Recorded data
########

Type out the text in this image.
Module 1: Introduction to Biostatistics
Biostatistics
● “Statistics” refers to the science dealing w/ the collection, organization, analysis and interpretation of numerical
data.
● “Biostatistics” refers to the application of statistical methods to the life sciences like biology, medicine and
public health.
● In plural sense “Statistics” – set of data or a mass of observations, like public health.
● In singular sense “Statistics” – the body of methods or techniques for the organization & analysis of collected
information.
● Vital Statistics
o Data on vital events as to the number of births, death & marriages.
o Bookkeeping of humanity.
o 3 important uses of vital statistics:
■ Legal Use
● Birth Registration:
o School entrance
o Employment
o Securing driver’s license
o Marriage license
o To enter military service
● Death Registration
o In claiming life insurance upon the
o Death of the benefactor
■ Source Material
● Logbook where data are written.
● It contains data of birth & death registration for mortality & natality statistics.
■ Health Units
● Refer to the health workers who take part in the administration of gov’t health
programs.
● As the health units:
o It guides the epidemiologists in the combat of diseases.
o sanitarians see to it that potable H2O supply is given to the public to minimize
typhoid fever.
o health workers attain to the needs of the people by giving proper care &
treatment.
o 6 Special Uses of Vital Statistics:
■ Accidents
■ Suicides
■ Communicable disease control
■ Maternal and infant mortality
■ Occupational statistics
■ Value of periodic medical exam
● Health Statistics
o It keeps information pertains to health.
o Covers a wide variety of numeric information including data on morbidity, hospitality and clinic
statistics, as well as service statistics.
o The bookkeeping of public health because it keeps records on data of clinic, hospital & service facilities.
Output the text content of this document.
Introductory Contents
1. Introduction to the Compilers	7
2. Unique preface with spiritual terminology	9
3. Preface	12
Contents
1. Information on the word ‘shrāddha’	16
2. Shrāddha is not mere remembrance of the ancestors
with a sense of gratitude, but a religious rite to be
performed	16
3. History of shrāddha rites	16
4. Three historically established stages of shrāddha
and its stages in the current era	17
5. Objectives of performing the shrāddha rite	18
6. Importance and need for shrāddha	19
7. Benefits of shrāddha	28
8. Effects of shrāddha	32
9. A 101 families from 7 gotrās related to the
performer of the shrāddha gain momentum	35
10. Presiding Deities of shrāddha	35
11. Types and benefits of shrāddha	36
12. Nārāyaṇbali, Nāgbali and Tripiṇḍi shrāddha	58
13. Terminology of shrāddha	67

########

(Written problem): Reproduce the listing shown above in its entirety, exactly.

(Exercise output):
Type out the text in this image.
Module 1: Introduction to Biostatistics
Biostatistics
● “Statistics” refers to the science dealing w/ the collection, organization, analysis and interpretation of numerical
data.
● “Biostatistics” refers to the application of statistical methods to the life sciences like biology, medicine and
public health.
● In plural sense “Statistics” – set of data or a mass of observations, like public health.
● In singular sense “Statistics” – the body of methods or techniques for the organization & analysis of collected
information.
● Vital Statistics
o Data on vital events as to the number of births, death & marriages.
o Bookkeeping of humanity.
o 3 important uses of vital statistics:
■ Legal Use
● Birth Registration:
o School entrance
o Employment
o Securing driver’s license
o Marriage license
o To enter military service
● Death Registration
o In claiming life insurance upon the
o Death of the benefactor
■ Source Material
● Logbook where data are written.
● It contains data of birth & death registration for mortality & natality statistics.
■ Health Units
● Refer to the health workers who take part in the administration of gov’t health
programs.
● As the health units:
o It guides the epidemiologists in the combat of diseases.
o sanitarians see to it that potable H2O supply is given to the public to minimize
typhoid fever.
o health workers attain to the needs of the people by giving proper care &
treatment.
o 6 Special Uses of Vital Statistics:
■ Accidents
■ Suicides
■ Communicable disease control
■ Maternal and infant mortality
■ Occupational statistics
■ Value of periodic medical exam
● Health Statistics
o It keeps information pertains to health.
o Covers a wide variety of numeric information including data on morbidity, hospitality and clinic
statistics, as well as service statistics.
o The bookkeeping of public health because it keeps records on data of clinic, hospital & service facilities.
Output the text content of this document.
Introductory Contents
1. Introduction to the Compilers	7
2. Unique preface with spiritual terminology	9
3. Preface	12
Contents
1. Information on the word ‘shrāddha’	16
2. Shrāddha is not mere remembrance of the ancestors
with a sense of gratitude, but a religious rite to be
performed	16
3. History of shrāddha rites	16
4. Three historically established stages of shrāddha
and its stages in the current era	17
5. Objectives of performing the shrāddha rite	18
6. Importance and need for shrāddha	19
7. Benefits of shrāddha	28
8. Effects of shrāddha	32
9. A 101 families from 7 gotrās related to the
performer of the shrāddha gain momentum	35
10. Presiding Deities of shrāddha	35
11. Types and benefits of shrāddha	36
12. Nārāyaṇbali, Nāgbali and Tripiṇḍi shrāddha	58
13. Terminology of shrāddha	67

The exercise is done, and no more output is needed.